[Extracted data entries]
============
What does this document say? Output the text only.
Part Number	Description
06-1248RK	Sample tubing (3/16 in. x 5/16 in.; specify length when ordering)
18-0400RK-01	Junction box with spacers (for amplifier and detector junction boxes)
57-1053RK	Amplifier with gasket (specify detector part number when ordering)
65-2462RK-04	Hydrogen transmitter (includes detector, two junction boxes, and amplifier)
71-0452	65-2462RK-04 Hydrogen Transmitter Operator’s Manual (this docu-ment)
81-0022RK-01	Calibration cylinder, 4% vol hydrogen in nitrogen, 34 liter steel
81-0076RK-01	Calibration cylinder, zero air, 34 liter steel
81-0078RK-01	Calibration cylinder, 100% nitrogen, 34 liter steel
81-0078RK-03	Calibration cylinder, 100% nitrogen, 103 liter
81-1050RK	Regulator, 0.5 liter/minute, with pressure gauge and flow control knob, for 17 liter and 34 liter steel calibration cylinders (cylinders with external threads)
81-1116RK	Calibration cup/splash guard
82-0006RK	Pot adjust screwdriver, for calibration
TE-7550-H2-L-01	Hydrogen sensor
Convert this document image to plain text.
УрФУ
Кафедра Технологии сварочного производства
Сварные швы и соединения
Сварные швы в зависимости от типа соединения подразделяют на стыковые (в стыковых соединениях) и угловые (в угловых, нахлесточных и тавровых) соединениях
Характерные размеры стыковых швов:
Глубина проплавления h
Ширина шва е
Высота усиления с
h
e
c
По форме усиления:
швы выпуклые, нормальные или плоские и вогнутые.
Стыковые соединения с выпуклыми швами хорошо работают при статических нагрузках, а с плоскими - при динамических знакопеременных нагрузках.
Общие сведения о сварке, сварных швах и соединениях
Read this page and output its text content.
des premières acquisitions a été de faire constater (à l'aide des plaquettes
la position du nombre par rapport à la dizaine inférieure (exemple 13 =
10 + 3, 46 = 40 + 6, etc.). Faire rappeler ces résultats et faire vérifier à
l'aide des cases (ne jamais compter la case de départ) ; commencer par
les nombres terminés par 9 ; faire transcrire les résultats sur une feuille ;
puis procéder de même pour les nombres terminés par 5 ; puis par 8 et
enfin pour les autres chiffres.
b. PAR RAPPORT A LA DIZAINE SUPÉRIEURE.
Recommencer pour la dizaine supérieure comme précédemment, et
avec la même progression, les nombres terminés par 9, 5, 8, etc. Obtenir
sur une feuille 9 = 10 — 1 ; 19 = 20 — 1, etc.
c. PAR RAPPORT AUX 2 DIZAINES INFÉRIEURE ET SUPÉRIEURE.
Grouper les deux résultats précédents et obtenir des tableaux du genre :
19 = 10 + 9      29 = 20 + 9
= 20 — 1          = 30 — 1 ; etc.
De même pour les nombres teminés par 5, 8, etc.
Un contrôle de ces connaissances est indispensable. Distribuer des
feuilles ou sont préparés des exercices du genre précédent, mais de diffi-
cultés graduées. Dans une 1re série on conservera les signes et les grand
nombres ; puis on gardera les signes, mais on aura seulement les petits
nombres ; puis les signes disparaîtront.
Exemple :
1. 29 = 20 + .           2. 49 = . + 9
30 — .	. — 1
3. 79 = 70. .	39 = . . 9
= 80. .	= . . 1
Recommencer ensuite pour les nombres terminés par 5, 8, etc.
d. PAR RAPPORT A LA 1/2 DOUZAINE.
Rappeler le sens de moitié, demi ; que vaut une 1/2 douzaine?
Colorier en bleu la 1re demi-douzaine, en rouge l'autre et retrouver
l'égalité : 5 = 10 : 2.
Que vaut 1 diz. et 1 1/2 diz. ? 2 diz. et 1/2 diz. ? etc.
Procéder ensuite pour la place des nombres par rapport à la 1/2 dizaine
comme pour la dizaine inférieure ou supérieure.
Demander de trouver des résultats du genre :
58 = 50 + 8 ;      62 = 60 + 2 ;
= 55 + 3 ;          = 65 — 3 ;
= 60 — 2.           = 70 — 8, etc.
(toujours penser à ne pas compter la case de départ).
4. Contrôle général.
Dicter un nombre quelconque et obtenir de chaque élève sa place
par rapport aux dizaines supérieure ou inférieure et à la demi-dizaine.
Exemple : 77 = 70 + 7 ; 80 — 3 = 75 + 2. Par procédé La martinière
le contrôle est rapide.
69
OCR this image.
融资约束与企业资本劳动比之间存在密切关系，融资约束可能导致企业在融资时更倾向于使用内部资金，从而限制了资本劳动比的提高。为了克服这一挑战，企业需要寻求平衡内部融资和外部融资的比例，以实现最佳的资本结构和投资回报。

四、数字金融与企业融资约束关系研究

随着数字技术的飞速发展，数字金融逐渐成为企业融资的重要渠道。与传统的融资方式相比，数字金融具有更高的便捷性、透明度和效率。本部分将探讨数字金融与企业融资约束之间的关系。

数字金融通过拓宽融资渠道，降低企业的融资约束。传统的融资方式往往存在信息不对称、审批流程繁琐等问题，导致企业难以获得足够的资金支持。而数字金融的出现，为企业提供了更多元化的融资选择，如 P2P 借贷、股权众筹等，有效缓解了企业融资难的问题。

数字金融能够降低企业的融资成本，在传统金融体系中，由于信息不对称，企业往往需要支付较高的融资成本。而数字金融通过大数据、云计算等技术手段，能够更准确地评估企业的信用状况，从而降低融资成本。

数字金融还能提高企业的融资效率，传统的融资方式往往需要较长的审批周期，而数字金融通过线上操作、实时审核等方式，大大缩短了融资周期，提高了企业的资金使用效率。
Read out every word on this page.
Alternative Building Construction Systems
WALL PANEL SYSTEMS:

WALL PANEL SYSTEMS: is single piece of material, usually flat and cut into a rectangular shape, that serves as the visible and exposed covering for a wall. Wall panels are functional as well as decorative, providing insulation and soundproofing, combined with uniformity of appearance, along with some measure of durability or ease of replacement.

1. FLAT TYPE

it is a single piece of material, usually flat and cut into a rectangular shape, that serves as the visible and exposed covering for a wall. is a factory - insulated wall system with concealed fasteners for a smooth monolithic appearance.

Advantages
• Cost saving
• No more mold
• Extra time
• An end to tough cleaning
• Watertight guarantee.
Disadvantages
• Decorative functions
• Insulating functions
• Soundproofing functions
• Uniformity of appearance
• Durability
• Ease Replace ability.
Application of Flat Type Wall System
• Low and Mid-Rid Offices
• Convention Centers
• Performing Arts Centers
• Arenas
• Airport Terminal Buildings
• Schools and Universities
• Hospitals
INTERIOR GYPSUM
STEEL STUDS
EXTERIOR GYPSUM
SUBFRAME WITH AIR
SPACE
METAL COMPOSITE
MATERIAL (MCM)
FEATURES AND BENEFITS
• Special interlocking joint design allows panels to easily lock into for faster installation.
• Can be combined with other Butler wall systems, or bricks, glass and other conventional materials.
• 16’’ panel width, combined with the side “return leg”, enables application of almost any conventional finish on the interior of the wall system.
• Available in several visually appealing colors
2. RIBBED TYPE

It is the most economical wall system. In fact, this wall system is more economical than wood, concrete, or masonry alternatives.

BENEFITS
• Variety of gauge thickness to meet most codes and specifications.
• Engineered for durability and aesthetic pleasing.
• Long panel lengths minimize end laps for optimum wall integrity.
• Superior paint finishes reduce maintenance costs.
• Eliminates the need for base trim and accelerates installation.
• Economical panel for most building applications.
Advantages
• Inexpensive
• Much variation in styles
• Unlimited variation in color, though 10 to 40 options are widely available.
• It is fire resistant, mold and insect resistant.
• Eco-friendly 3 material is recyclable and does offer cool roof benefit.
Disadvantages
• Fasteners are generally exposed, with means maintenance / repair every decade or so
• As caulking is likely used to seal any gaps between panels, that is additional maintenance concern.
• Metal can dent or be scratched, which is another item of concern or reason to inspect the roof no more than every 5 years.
============
[EXERCISE AIM] Quote the material exactly, leaving nothing out.

[EXERCISE RESPONSE]
What does this document say? Output the text only.
Part Number	Description
06-1248RK	Sample tubing (3/16 in. x 5/16 in.; specify length when ordering)
18-0400RK-01	Junction box with spacers (for amplifier and detector junction boxes)
57-1053RK	Amplifier with gasket (specify detector part number when ordering)
65-2462RK-04	Hydrogen transmitter (includes detector, two junction boxes, and amplifier)
71-0452	65-2462RK-04 Hydrogen Transmitter Operator’s Manual (this docu-ment)
81-0022RK-01	Calibration cylinder, 4% vol hydrogen in nitrogen, 34 liter steel
81-0076RK-01	Calibration cylinder, zero air, 34 liter steel
81-0078RK-01	Calibration cylinder, 100% nitrogen, 34 liter steel
81-0078RK-03	Calibration cylinder, 100% nitrogen, 103 liter
81-1050RK	Regulator, 0.5 liter/minute, with pressure gauge and flow control knob, for 17 liter and 34 liter steel calibration cylinders (cylinders with external threads)
81-1116RK	Calibration cup/splash guard
82-0006RK	Pot adjust screwdriver, for calibration
TE-7550-H2-L-01	Hydrogen sensor
Convert this document image to plain text.
УрФУ
Кафедра Технологии сварочного производства
Сварные швы и соединения
Сварные швы в зависимости от типа соединения подразделяют на стыковые (в стыковых соединениях) и угловые (в угловых, нахлесточных и тавровых) соединениях
Характерные размеры стыковых швов:
Глубина проплавления h
Ширина шва е
Высота усиления с
h
e
c
По форме усиления:
швы выпуклые, нормальные или плоские и вогнутые.
Стыковые соединения с выпуклыми швами хорошо работают при статических нагрузках, а с плоскими - при динамических знакопеременных нагрузках.
Общие сведения о сварке, сварных швах и соединениях
Read this page and output its text content.
des premières acquisitions a été de faire constater (à l'aide des plaquettes
la position du nombre par rapport à la dizaine inférieure (exemple 13 =
10 + 3, 46 = 40 + 6, etc.). Faire rappeler ces résultats et faire vérifier à
l'aide des cases (ne jamais compter la case de départ) ; commencer par
les nombres terminés par 9 ; faire transcrire les résultats sur une feuille ;
puis procéder de même pour les nombres terminés par 5 ; puis par 8 et
enfin pour les autres chiffres.
b. PAR RAPPORT A LA DIZAINE SUPÉRIEURE.
Recommencer pour la dizaine supérieure comme précédemment, et
avec la même progression, les nombres terminés par 9, 5, 8, etc. Obtenir
sur une feuille 9 = 10 — 1 ; 19 = 20 — 1, etc.
c. PAR RAPPORT AUX 2 DIZAINES INFÉRIEURE ET SUPÉRIEURE.
Grouper les deux résultats précédents et obtenir des tableaux du genre :
19 = 10 + 9      29 = 20 + 9
= 20 — 1          = 30 — 1 ; etc.
De même pour les nombres teminés par 5, 8, etc.
Un contrôle de ces connaissances est indispensable. Distribuer des
feuilles ou sont préparés des exercices du genre précédent, mais de diffi-
cultés graduées. Dans une 1re série on conservera les signes et les grand
nombres ; puis on gardera les signes, mais on aura seulement les petits
nombres ; puis les signes disparaîtront.
Exemple :
1. 29 = 20 + .           2. 49 = . + 9
30 — .	. — 1
3. 79 = 70. .	39 = . . 9
= 80. .	= . . 1
Recommencer ensuite pour les nombres terminés par 5, 8, etc.
d. PAR RAPPORT A LA 1/2 DOUZAINE.
Rappeler le sens de moitié, demi ; que vaut une 1/2 douzaine?
Colorier en bleu la 1re demi-douzaine, en rouge l'autre et retrouver
l'égalité : 5 = 10 : 2.
Que vaut 1 diz. et 1 1/2 diz. ? 2 diz. et 1/2 diz. ? etc.
Procéder ensuite pour la place des nombres par rapport à la 1/2 dizaine
comme pour la dizaine inférieure ou supérieure.
Demander de trouver des résultats du genre :
58 = 50 + 8 ;      62 = 60 + 2 ;
= 55 + 3 ;          = 65 — 3 ;
= 60 — 2.           = 70 — 8, etc.
(toujours penser à ne pas compter la case de départ).
4. Contrôle général.
Dicter un nombre quelconque et obtenir de chaque élève sa place
par rapport aux dizaines supérieure ou inférieure et à la demi-dizaine.
Exemple : 77 = 70 + 7 ; 80 — 3 = 75 + 2. Par procédé La martinière
le contrôle est rapide.
69
OCR this image.
融资约束与企业资本劳动比之间存在密切关系，融资约束可能导致企业在融资时更倾向于使用内部资金，从而限制了资本劳动比的提高。为了克服这一挑战，企业需要寻求平衡内部融资和外部融资的比例，以实现最佳的资本结构和投资回报。

四、数字金融与企业融资约束关系研究

随着数字技术的飞速发展，数字金融逐渐成为企业融资的重要渠道。与传统的融资方式相比，数字金融具有更高的便捷性、透明度和效率。本部分将探讨数字金融与企业融资约束之间的关系。

数字金融通过拓宽融资渠道，降低企业的融资约束。传统的融资方式往往存在信息不对称、审批流程繁琐等问题，导致企业难以获得足够的资金支持。而数字金融的出现，为企业提供了更多元化的融资选择，如 P2P 借贷、股权众筹等，有效缓解了企业融资难的问题。

数字金融能够降低企业的融资成本，在传统金融体系中，由于信息不对称，企业往往需要支付较高的融资成本。而数字金融通过大数据、云计算等技术手段，能够更准确地评估企业的信用状况，从而降低融资成本。

数字金融还能提高企业的融资效率，传统的融资方式往往需要较长的审批周期，而数字金融通过线上操作、实时审核等方式，大大缩短了融资周期，提高了企业的资金使用效率。
Read out every word on this page.
Alternative Building Construction Systems
WALL PANEL SYSTEMS:

WALL PANEL SYSTEMS: is single piece of material, usually flat and cut into a rectangular shape, that serves as the visible and exposed covering for a wall. Wall panels are functional as well as decorative, providing insulation and soundproofing, combined with uniformity of appearance, along with some measure of durability or ease of replacement.

1. FLAT TYPE

it is a single piece of material, usually flat and cut into a rectangular shape, that serves as the visible and exposed covering for a wall. is a factory - insulated wall system with concealed fasteners for a smooth monolithic appearance.

Advantages
• Cost saving
• No more mold
• Extra time
• An end to tough cleaning
• Watertight guarantee.
Disadvantages
• Decorative functions
• Insulating functions
• Soundproofing functions
• Uniformity of appearance
• Durability
• Ease Replace ability.
Application of Flat Type Wall System
• Low and Mid-Rid Offices
• Convention Centers
• Performing Arts Centers
• Arenas
• Airport Terminal Buildings
• Schools and Universities
• Hospitals
INTERIOR GYPSUM
STEEL STUDS
EXTERIOR GYPSUM
SUBFRAME WITH AIR
SPACE
METAL COMPOSITE
MATERIAL (MCM)
FEATURES AND BENEFITS
• Special interlocking joint design allows panels to easily lock into for faster installation.
• Can be combined with other Butler wall systems, or bricks, glass and other conventional materials.
• 16’’ panel width, combined with the side “return leg”, enables application of almost any conventional finish on the interior of the wall system.
• Available in several visually appealing colors
2. RIBBED TYPE

It is the most economical wall system. In fact, this wall system is more economical than wood, concrete, or masonry alternatives.

BENEFITS
• Variety of gauge thickness to meet most codes and specifications.
• Engineered for durability and aesthetic pleasing.
• Long panel lengths minimize end laps for optimum wall integrity.
• Superior paint finishes reduce maintenance costs.
• Eliminates the need for base trim and accelerates installation.
• Economical panel for most building applications.
Advantages
• Inexpensive
• Much variation in styles
• Unlimited variation in color, though 10 to 40 options are widely available.
• It is fire resistant, mold and insect resistant.
• Eco-friendly 3 material is recyclable and does offer cool roof benefit.
Disadvantages
• Fasteners are generally exposed, with means maintenance / repair every decade or so
• As caulking is likely used to seal any gaps between panels, that is additional maintenance concern.
• Metal can dent or be scratched, which is another item of concern or reason to inspect the roof no more than every 5 years.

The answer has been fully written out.